Exercise directions: Report how many lines contain "angry". The answer is a single number.

____ Given data

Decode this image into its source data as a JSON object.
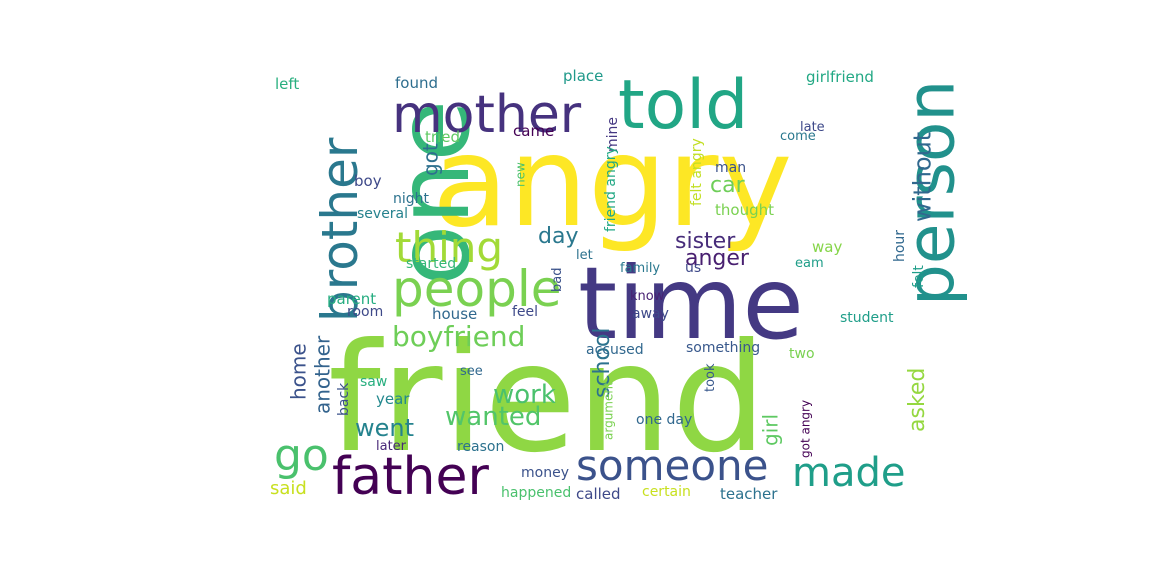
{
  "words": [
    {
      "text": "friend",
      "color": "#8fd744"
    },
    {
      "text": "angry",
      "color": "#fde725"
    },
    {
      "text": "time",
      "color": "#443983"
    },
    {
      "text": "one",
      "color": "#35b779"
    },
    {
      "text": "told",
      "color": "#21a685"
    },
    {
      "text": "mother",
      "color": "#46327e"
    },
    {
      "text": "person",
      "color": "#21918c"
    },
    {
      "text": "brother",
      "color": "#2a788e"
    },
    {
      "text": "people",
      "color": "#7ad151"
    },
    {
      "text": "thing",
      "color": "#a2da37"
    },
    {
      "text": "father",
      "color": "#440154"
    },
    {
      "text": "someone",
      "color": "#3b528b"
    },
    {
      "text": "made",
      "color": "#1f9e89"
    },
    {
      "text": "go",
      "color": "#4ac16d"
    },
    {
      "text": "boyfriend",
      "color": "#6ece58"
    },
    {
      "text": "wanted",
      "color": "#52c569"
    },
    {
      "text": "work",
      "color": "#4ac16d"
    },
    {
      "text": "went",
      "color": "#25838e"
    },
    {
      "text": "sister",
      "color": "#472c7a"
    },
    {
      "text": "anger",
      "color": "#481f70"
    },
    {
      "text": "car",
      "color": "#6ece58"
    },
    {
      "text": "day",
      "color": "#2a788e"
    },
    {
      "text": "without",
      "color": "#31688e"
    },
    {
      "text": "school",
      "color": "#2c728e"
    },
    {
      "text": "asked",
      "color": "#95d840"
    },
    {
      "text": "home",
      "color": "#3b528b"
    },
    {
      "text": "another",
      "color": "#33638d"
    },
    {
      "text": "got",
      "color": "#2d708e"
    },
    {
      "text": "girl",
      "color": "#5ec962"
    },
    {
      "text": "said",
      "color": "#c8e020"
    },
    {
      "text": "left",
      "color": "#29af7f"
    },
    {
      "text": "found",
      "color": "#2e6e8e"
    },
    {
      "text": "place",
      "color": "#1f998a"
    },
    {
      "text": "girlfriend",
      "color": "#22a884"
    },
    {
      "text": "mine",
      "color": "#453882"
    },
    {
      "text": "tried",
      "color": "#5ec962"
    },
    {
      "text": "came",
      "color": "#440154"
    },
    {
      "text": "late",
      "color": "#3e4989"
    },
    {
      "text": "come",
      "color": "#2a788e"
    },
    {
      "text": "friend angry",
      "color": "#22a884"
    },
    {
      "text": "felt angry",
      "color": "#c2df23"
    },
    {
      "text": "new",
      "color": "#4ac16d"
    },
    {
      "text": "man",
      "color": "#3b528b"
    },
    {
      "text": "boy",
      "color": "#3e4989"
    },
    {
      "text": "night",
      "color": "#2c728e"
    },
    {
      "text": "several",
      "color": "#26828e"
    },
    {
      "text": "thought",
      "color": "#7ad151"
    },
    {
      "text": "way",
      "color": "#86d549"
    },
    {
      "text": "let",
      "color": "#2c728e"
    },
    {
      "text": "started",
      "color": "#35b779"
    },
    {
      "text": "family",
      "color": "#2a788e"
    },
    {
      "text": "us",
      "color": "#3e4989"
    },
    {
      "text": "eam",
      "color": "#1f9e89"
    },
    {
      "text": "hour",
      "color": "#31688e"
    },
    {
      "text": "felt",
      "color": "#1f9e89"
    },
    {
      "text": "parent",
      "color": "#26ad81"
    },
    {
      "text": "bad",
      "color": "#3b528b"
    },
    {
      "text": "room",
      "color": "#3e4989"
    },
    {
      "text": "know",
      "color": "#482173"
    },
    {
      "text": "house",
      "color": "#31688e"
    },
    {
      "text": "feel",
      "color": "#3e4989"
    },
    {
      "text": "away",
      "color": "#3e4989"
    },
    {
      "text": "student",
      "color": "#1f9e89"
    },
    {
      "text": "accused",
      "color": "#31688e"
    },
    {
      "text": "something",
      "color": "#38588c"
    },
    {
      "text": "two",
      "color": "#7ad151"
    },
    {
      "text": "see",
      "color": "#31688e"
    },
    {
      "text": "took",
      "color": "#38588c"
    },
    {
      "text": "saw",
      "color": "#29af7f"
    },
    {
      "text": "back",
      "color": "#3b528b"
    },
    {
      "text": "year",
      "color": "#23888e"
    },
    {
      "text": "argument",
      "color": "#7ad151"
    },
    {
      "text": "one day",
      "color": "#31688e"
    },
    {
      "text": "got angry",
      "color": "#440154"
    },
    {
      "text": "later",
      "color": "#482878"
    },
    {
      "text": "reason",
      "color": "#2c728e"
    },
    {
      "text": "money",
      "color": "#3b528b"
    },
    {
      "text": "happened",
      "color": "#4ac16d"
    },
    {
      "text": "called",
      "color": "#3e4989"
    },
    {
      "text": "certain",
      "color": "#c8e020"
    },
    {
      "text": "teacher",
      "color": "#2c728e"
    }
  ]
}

________

Written response: 4